DATA PROVIDED:
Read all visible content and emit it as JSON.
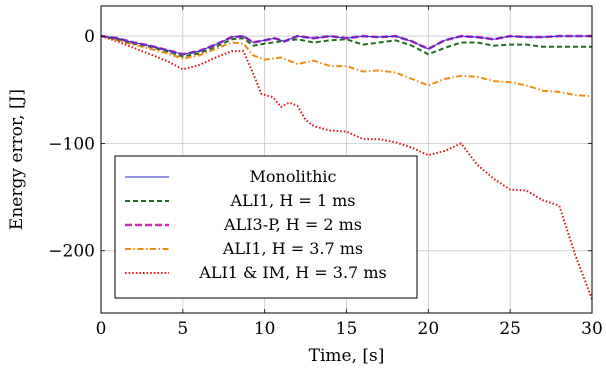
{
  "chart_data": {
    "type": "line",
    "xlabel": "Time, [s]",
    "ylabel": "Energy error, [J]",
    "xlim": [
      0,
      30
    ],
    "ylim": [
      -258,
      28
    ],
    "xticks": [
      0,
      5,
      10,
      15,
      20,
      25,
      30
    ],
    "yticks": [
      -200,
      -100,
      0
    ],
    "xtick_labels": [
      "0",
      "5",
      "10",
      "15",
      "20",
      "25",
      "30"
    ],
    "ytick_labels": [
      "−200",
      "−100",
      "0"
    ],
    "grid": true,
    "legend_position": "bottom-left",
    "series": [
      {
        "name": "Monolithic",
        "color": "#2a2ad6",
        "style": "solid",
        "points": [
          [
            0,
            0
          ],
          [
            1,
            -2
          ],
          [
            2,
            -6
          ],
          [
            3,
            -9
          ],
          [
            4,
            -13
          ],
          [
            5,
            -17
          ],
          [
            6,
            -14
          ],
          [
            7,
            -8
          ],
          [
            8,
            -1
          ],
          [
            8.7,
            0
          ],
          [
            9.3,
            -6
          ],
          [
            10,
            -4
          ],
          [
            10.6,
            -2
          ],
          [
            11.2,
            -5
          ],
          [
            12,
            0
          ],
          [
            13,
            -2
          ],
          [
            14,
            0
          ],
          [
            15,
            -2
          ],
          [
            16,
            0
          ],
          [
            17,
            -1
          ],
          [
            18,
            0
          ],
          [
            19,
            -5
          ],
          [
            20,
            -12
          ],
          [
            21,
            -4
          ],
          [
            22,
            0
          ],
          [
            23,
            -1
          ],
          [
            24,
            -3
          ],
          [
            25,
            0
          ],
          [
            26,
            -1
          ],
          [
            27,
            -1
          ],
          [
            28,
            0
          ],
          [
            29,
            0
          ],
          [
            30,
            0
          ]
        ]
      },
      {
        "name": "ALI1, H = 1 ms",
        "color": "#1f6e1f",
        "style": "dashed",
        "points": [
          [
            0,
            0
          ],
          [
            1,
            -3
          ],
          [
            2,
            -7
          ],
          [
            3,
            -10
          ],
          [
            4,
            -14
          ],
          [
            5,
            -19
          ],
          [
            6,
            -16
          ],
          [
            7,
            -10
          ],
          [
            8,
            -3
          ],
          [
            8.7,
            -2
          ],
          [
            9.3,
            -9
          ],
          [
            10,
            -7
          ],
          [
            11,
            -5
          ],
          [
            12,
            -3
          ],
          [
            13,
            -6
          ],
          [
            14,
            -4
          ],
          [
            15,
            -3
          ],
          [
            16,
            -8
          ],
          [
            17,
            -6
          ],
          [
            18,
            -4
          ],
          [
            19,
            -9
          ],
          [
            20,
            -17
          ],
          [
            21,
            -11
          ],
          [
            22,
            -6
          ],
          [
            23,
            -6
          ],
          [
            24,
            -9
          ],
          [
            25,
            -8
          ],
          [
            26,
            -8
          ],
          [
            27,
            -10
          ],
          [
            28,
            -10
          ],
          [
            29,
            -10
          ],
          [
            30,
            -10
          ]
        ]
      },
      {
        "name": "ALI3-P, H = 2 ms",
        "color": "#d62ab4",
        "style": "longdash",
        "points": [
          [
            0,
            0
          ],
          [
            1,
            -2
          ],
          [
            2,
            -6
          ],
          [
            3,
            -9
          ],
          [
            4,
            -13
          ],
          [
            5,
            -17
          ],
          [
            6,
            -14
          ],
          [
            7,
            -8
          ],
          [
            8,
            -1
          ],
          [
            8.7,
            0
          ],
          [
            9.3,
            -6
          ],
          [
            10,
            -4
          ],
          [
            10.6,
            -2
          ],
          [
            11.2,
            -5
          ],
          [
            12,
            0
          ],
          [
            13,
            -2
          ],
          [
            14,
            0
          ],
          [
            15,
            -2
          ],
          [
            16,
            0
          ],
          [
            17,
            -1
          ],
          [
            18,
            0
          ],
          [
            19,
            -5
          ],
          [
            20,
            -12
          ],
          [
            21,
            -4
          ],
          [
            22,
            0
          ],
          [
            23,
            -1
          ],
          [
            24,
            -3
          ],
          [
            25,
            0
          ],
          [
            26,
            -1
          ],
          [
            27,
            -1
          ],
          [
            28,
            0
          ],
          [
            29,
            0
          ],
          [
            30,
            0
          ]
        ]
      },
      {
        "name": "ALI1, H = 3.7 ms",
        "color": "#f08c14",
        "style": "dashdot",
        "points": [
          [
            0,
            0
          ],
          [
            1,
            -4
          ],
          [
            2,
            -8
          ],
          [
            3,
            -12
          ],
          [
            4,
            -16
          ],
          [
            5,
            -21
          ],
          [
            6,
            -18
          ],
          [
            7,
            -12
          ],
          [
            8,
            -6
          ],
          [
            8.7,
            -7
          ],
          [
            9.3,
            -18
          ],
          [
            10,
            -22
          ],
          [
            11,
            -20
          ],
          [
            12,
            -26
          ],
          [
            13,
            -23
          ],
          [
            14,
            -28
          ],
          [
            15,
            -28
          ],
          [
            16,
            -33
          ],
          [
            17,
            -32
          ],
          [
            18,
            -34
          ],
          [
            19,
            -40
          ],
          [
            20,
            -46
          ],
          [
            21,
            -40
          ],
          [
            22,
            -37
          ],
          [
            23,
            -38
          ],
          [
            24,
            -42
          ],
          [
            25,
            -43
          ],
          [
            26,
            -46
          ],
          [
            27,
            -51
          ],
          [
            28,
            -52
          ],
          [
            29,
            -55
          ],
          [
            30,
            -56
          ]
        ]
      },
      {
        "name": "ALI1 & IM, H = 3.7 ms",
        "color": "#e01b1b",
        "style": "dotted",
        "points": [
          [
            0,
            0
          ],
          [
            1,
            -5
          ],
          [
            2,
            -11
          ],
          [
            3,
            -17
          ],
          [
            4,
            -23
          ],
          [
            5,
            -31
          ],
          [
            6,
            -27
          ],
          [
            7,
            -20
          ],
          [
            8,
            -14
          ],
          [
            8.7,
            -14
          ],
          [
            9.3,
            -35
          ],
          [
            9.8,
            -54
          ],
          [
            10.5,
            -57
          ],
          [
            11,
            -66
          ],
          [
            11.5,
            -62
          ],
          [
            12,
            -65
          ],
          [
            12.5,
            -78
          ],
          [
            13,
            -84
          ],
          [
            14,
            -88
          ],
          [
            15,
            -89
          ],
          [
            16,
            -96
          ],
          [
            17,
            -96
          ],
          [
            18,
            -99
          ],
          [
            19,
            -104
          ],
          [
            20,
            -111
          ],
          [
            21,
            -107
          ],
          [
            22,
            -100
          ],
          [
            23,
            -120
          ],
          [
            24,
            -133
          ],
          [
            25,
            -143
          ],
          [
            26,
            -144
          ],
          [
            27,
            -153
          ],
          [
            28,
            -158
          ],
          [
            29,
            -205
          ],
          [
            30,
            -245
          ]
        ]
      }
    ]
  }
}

WHAT THE EXERCISE ASKS:
Copy each line above where the string "name" occurs.

RESULT OF THIS TASK:
        "name": "Monolithic",
        "name": "ALI1, H = 1 ms",
        "name": "ALI3-P, H = 2 ms",
        "name": "ALI1, H = 3.7 ms",
        "name": "ALI1 & IM, H = 3.7 ms",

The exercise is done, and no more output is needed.